» Objective 1
From the interview about Michael Cunningham's novel "Specimen Days," list each condition of New York City in the mid-1800s that Cunningham describes in his account of researching the first story.
» Objective 2
Write a continuation of the interview with Michael Cunningham about "Specimen Days," beginning after its final exchange.

» Passage to read
◇ ◇ ◇ ◇ ◇ ◇ ◇

Mr. MICHAEL CUNNINGHAM (Author, "Specimen Days"): I always try to write the book that's at least a little bit too difficult for me to write. I always try to write something that feels beyond me.


The author Michael Cunningham gets noticed when he tries to write something that seems beyond him. One of his books, "The Hours," won a Pulitzer Prize and became a movie. In his latest effort, called "Specimen Days," Cunningham tries to stitch together three stories that may not seem to belong together at all. The stories stretch across hundreds of years of life in New York City. The cheerful words of a famous poet tie the stories together, even though the stories are not cheerful at all. When the novel arrives in present-day New York, the city is coping with a new terrorist threat.

Mr. CUNNINGHAM: Children who are terrorists who strap bombs to themselves and walk up to a stranger on the street and just blow themselves up along with the stranger.

INSKEEP: What made you, as a resident of New York City, think of that?

Mr. CUNNINGHAM: As a resident of New York City since 9/11, I am aware, as are so many of us, of something that the rest of the world has lived with for centuries, the notion that you can just be going about your business on the most ordinary of days and bam.

INSKEEP: You tell the story of a woman who is not precisely a detective. She's in the Office of Deterrence.

Mr. CUNNINGHAM: Which is entirely invented. In my fictional account, it's something that was set up after 9/11. It's staffed by forensic psychologists whose job it is to talk to people who phone in various threats and try to determine their level of seriousness.

INSKEEP: And while there might not be a formal Office of Deterrence, you have to suspect that somebody is given that job of doing it somewhere in a building.

Mr. CUNNINGHAM: I hope somebody is. Yeah.

INSKEEP: What a job. Why that job? Why focus on that?

Mr. CUNNINGHAM: I wanted the character to get to know the terrorist as a disembodied voice. I wanted a way for the child, who is, in fact, though sort of innocently, a terrorist, to come through as himself, somebody who is first and foremost a frightened child, and the phone seemed the best way to do that.

INSKEEP: When you write about people sitting around in their cubicles, trying to field all these random signs and phone calls from everywhere and trying to figure out what's dangerous and what's not, do you feel like we're all doing that?

Mr. CUNNINGHAM: Yeah. I think anybody with half a brain spends a great deal of time trying to figure out what's serious and what's not, what's true and what isn't true, how paranoid to be. It's ludicrous to imagine that what's on the news and what the government tells us is necessarily true. Look at the track record.

INSKEEP: So you write about this group of innocent killers who are guided by the words of Walt Whitman...

Mr. CUNNINGHAM: Of Walt Whitman.

INSKEEP: of the great American poets.


INSKEEP: Did you begin thinking you wanted to write something about the influence of Walt Whitman on America, or did he sneak in later?

Mr. CUNNINGHAM: Walt Whitman snuck in later. When I was researching New York in the mid-1800s for the first story, the ghost story, I was very much aware that it was a dark and difficult place. It was polluted. There was this sort of coal-smoke-laden sky that hung about 12 feet over everybody's head. Most people worked 12-hour days in factories six days a week. And through all this walked, yes, Mr. Walt Whitman, our great dervish, our great transcendental poet, saying, `How beautiful. How remarkable it all is.' And I was interested in that, and I gave him a small role, a walk-on, if you will, which expanded as I wrote the first section, and then I thought, `Well, if Walt Whitman is going to be in one of the stories, he should be in some way or another in all three of them.'

INSKEEP: Well, you've got this poet who, as you point out, is--maybe optimistic is not the word--but whatever he looks at in America he loves it, and you set his words against three different stories, progressing in time, and things may actually be getting worse from story to story. They're certainly not getting any better.

◇ ◇ ◇ ◇ ◇ ◇ ◇

» Data section
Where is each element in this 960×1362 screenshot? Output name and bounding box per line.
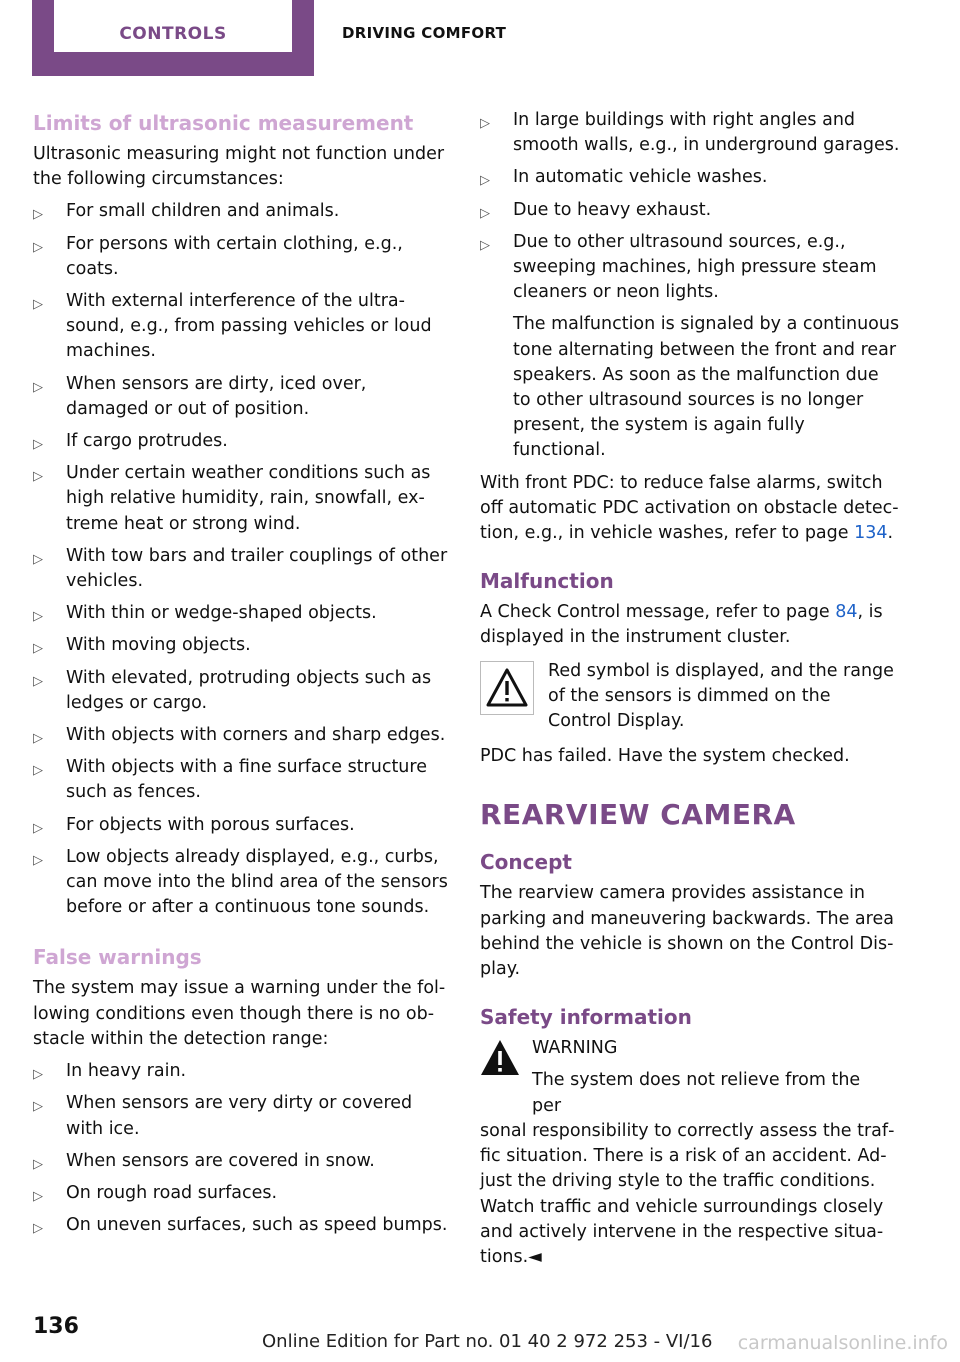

◇ ◇ ◇ ◇ ◇ ◇ ◇

» Response 1
- It was a dark and difficult place.
- It was polluted.
- A coal-smoke-laden sky hung about 12 feet over everybody's head.
- Most people worked 12-hour days in factories six days a week.

» Response 2
Mr. CUNNINGHAM: Right. Whitman functions as, to some extent, the soul of the book, that hard-won, profoundly intelligent optimism that simply won't go away no matter how bad things get.

INSKEEP: The last of these three stories takes us into the future in which--well, let's just say that New York City is being overwhelmed by immigrants and leave it at that.


INSKEEP: Why did you want to cast your mind into the future?

Mr. CUNNINGHAM: I wanted to start with the Industrial Revolution, with people working in factories, and end in a sort of highly technological future, though in my particular highly technological future, none of it works very well. That was largely inspired by the clicker for my VCR. I'm constantly aware that in many ways, we find ourselves living in the future that was envisioned in the '50s. It's just that it's dingier and less effective than we thought it would be. I just wanted to write about a sort of worn future in which the machines tend to go awry and people live as best they can in a highly advanced world that's falling apart.

INSKEEP: Well, we're all making this future day by day collectively. What are we getting wrong?

Mr. CUNNINGHAM: I don't know why things don't work better than they do. I mean, I think it's hard to make anything. It's hard to write a novel. It's probably hard to design a television clicker that really works.

INSKEEP: You haven't become one of these technophobes, have you?

Mr. CUNNINGHAM: Oh, no. No, no, no. I like technology. I'm not the least bit phobic about it. I love my computer.

INSKEEP: Is there something reassuring about the idea that as technology gets more and more sophisticated, it will still break down?

Mr. CUNNINGHAM: Yeah. And I think one of the things that we have been learning is that a lot of what we imagined were big organizations and mechanisms that ran flawlessly turn out, like, oh, say, the CIA and the FBI, to have been sort of haphazard and clownish and badly run. I get a kick out of people. That's why I write books about them, and the fact that it's difficult for us to run the FBI or design a car that works is simply part of who and what we are.

INSKEEP: Michael Cunningham is the author of "Specimen Days," a novel.

Thanks very much.

Mr. CUNNINGHAM: Thank you.

INSKEEP: This is MORNING EDITION from NPR News. I'm Steve Inskeep.